--- start Material ---

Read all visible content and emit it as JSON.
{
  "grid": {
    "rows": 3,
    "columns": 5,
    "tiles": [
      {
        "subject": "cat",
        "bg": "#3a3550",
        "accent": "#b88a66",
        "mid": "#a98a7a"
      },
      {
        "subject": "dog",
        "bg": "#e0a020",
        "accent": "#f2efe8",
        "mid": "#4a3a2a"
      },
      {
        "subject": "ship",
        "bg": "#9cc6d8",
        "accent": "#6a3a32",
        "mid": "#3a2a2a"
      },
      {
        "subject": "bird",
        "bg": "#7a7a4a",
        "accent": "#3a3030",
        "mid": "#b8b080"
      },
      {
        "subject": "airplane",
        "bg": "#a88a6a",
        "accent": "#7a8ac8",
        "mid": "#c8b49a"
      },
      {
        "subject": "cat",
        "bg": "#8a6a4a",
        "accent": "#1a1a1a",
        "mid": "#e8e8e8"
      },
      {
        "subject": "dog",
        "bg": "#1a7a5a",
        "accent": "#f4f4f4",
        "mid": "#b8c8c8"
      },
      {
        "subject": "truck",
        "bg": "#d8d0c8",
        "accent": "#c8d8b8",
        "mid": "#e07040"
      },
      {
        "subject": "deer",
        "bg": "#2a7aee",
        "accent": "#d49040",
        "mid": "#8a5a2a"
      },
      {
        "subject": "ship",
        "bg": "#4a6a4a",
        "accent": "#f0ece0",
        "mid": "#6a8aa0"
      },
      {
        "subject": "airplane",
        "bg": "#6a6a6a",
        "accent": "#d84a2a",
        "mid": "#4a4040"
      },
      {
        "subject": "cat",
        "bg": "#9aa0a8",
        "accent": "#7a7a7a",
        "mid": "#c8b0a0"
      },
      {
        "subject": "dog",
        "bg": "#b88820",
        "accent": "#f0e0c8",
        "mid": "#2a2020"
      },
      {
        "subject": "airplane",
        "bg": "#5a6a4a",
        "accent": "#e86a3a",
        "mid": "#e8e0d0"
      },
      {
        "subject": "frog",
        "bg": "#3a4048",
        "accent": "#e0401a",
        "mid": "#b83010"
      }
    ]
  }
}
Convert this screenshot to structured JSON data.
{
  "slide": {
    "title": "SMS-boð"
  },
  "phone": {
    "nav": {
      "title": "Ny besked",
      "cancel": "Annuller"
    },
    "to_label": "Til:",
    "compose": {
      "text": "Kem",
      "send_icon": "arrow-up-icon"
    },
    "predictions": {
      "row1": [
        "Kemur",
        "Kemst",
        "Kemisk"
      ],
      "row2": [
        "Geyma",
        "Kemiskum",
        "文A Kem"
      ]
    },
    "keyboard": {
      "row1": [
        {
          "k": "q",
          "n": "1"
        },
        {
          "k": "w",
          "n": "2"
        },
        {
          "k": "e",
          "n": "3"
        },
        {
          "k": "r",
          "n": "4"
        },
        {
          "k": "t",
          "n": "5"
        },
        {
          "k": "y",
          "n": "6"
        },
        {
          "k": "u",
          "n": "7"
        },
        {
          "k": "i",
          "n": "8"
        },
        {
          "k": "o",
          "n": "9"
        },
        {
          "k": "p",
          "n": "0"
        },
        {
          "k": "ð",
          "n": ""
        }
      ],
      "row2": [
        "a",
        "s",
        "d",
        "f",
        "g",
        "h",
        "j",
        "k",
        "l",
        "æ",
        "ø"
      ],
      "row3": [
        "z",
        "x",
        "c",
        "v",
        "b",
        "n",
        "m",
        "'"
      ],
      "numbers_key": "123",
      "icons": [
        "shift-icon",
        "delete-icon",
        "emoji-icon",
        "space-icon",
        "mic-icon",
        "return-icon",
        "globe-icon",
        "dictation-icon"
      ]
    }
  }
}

--- end Material ---

> _Your objective_: Copy the lines from the entries above in which the word "JSON" appears.

> _Reply to the task_:
Read all visible content and emit it as JSON.
Convert this screenshot to structured JSON data.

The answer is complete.